**The task:** Note each line that includes the word "conventual". Copy those lines.

**Supplied data:**

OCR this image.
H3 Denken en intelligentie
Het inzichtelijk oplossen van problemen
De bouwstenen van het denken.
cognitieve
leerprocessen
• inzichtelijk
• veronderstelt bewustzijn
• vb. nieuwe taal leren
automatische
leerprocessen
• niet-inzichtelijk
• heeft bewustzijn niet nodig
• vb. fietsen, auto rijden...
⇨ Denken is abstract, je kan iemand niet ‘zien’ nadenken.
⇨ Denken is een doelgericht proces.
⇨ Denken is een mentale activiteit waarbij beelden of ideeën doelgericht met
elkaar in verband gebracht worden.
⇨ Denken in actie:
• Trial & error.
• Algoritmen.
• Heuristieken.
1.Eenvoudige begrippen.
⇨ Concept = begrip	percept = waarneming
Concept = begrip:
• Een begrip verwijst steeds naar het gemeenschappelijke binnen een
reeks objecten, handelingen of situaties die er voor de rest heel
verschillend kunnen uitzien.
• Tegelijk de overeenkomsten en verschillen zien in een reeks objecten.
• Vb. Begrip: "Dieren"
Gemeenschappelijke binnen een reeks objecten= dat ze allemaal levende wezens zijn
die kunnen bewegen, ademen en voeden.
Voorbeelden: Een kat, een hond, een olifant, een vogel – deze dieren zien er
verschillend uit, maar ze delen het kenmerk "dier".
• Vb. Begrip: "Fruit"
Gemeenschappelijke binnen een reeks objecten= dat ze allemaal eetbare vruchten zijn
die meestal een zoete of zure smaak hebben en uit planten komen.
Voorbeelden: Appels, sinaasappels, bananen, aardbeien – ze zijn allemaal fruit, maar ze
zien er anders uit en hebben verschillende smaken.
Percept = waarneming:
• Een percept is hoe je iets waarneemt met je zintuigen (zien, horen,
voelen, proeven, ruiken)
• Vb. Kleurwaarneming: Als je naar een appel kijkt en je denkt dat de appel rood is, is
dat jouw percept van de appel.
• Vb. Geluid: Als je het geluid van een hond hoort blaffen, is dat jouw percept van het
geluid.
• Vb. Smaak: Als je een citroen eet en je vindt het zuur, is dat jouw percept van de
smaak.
...
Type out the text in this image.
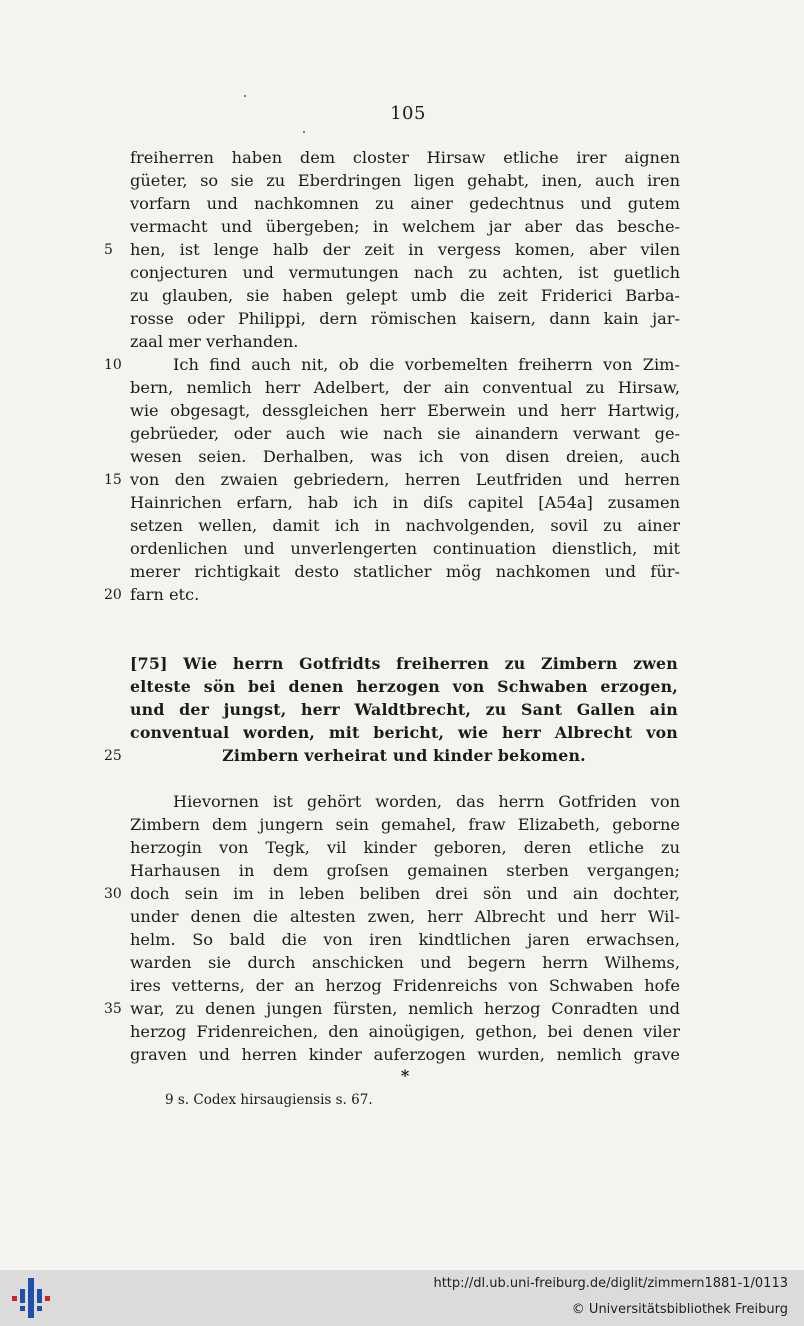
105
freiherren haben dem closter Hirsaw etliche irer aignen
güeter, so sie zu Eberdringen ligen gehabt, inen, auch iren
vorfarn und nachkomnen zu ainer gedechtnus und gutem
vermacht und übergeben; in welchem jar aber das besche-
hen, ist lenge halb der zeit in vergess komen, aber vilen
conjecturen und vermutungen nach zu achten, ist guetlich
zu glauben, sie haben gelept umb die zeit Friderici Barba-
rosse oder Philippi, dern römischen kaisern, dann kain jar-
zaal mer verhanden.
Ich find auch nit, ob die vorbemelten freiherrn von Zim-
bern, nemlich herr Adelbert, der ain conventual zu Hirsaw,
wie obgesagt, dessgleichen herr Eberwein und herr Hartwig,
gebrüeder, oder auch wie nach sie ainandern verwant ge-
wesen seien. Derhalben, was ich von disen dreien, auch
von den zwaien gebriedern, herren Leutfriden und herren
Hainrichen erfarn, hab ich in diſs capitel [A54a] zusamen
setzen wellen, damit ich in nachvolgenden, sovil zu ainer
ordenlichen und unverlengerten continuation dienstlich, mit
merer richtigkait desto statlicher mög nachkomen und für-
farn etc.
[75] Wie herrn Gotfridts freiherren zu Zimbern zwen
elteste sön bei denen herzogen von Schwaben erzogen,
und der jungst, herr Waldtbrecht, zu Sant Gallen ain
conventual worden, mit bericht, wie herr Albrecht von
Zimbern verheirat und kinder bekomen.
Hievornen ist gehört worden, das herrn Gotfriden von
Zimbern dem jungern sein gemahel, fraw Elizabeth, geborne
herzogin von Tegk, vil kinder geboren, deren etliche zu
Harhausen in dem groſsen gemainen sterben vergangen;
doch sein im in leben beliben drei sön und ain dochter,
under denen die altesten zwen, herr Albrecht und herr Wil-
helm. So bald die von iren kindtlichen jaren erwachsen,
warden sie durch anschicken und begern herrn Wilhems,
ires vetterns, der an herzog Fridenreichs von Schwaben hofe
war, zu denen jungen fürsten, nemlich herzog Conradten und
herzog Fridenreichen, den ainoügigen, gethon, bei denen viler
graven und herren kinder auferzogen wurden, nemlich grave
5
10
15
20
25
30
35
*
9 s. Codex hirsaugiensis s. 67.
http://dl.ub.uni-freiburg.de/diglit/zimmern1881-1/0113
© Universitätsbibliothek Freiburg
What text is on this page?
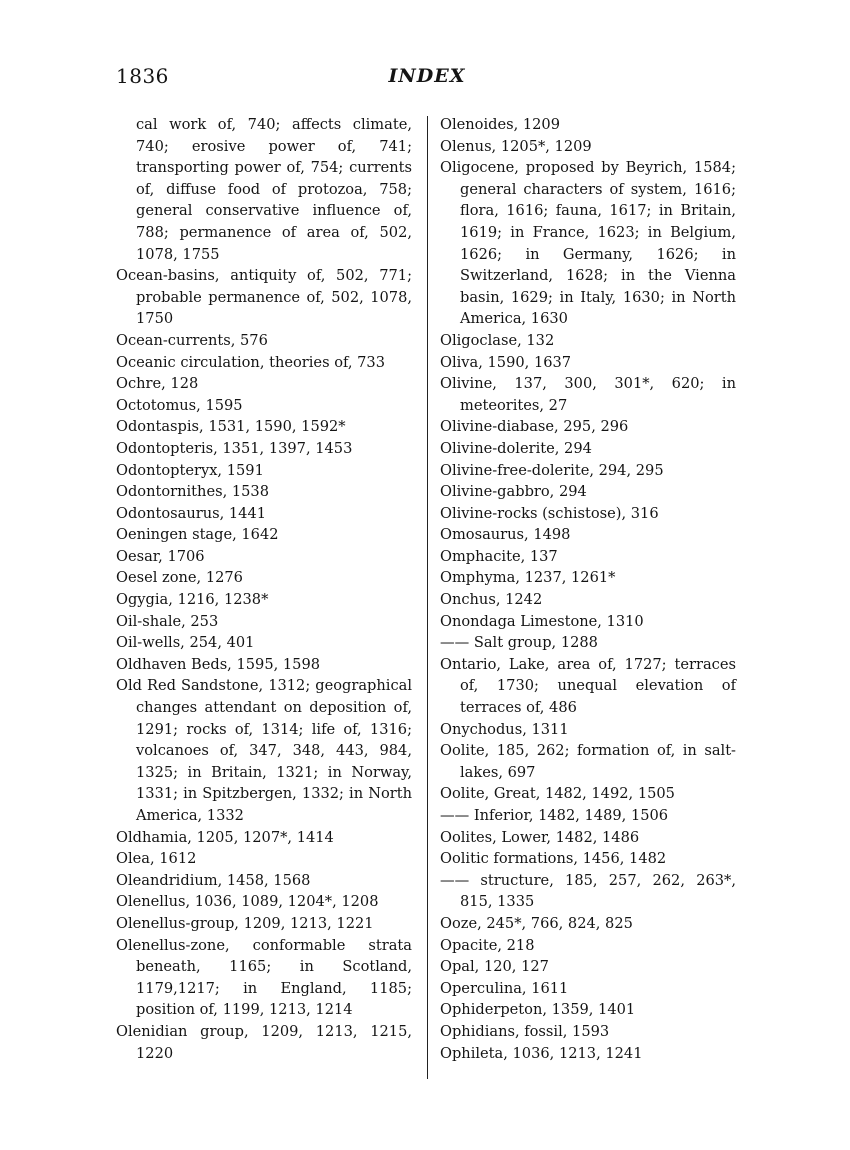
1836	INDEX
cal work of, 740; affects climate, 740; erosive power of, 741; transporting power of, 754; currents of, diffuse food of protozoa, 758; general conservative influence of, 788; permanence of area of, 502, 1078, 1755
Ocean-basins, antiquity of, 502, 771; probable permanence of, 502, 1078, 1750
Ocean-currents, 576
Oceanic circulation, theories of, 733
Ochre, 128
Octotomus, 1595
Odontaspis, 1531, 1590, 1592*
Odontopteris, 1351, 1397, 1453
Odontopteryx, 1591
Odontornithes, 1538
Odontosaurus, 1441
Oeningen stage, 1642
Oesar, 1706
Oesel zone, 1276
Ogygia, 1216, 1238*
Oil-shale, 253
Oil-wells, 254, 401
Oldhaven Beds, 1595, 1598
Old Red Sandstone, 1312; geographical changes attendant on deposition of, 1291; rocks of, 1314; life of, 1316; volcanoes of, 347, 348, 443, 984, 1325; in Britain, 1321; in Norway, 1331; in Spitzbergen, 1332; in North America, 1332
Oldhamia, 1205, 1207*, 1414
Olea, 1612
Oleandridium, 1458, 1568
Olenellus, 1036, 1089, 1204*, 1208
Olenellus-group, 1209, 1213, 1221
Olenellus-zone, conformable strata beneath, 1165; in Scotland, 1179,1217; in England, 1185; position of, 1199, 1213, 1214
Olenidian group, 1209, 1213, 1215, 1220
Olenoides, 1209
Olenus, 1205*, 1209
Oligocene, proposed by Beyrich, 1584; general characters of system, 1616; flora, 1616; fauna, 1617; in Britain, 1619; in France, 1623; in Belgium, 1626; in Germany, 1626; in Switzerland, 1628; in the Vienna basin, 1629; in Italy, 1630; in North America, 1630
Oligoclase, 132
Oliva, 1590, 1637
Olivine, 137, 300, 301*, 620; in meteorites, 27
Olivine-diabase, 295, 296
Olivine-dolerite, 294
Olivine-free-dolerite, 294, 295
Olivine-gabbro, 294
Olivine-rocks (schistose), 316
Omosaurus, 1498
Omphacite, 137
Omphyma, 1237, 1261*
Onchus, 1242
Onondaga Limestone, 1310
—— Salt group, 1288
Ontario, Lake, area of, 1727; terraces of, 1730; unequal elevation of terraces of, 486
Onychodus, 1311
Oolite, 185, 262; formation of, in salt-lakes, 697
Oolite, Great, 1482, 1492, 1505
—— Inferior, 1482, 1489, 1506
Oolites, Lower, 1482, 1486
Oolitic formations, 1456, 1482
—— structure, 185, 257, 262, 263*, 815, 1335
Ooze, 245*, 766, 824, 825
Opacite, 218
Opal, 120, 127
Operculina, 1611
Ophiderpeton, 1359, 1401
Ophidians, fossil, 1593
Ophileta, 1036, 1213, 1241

**Exercise result:**
bern, nemlich herr Adelbert, der ain conventual zu Hirsaw,
conventual worden, mit bericht, wie herr Albrecht von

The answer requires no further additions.